## What to do
Reproduce every entry below precisely; do not include the pictures.

## Material to process
+--
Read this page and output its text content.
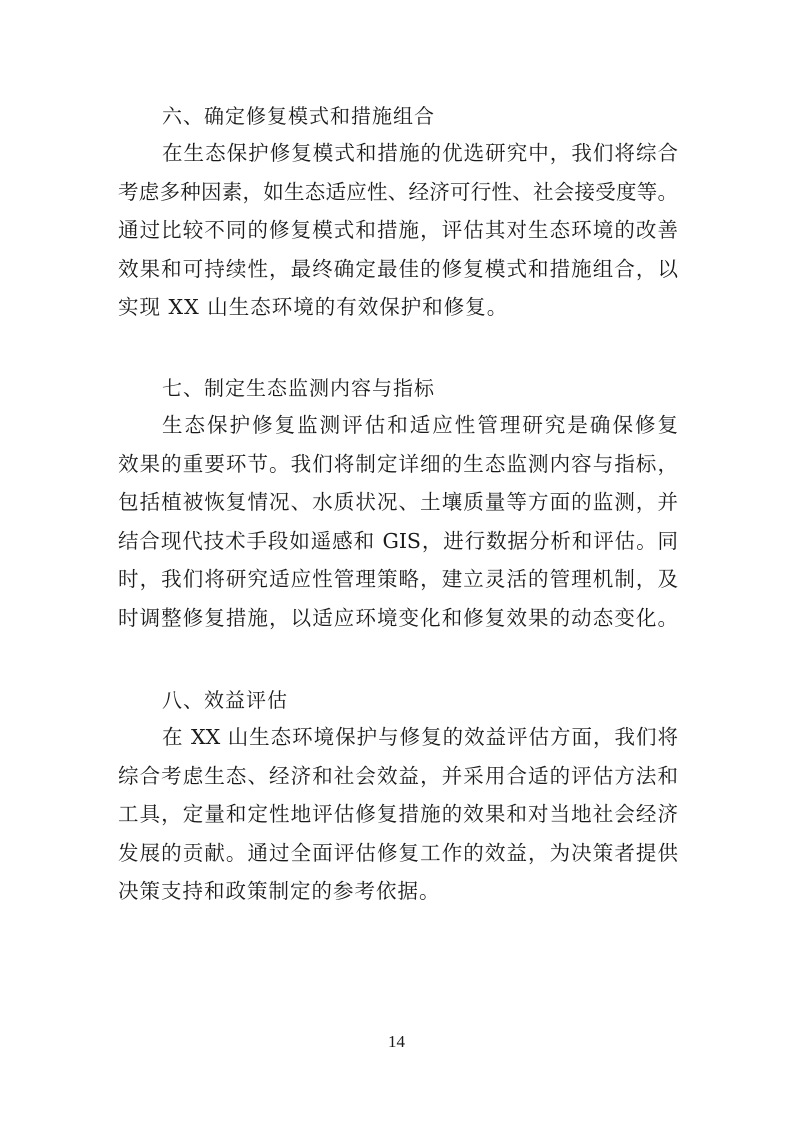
六、确定修复模式和措施组合
在生态保护修复模式和措施的优选研究中，我们将综合
考虑多种因素，如生态适应性、经济可行性、社会接受度等。
通过比较不同的修复模式和措施，评估其对生态环境的改善
效果和可持续性，最终确定最佳的修复模式和措施组合，以
实现 XX 山生态环境的有效保护和修复。
七、制定生态监测内容与指标
生态保护修复监测评估和适应性管理研究是确保修复
效果的重要环节。我们将制定详细的生态监测内容与指标，
包括植被恢复情况、水质状况、土壤质量等方面的监测，并
结合现代技术手段如遥感和 GIS，进行数据分析和评估。同
时，我们将研究适应性管理策略，建立灵活的管理机制，及
时调整修复措施，以适应环境变化和修复效果的动态变化。
八、效益评估
在 XX 山生态环境保护与修复的效益评估方面，我们将
综合考虑生态、经济和社会效益，并采用合适的评估方法和
工具，定量和定性地评估修复措施的效果和对当地社会经济
发展的贡献。通过全面评估修复工作的效益，为决策者提供
决策支持和政策制定的参考依据。
14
+--
## Correct response
Read this page and output its text content.
六、确定修复模式和措施组合
在生态保护修复模式和措施的优选研究中，我们将综合
考虑多种因素，如生态适应性、经济可行性、社会接受度等。
通过比较不同的修复模式和措施，评估其对生态环境的改善
效果和可持续性，最终确定最佳的修复模式和措施组合，以
实现 XX 山生态环境的有效保护和修复。
七、制定生态监测内容与指标
生态保护修复监测评估和适应性管理研究是确保修复
效果的重要环节。我们将制定详细的生态监测内容与指标，
包括植被恢复情况、水质状况、土壤质量等方面的监测，并
结合现代技术手段如遥感和 GIS，进行数据分析和评估。同
时，我们将研究适应性管理策略，建立灵活的管理机制，及
时调整修复措施，以适应环境变化和修复效果的动态变化。
八、效益评估
在 XX 山生态环境保护与修复的效益评估方面，我们将
综合考虑生态、经济和社会效益，并采用合适的评估方法和
工具，定量和定性地评估修复措施的效果和对当地社会经济
发展的贡献。通过全面评估修复工作的效益，为决策者提供
决策支持和政策制定的参考依据。
14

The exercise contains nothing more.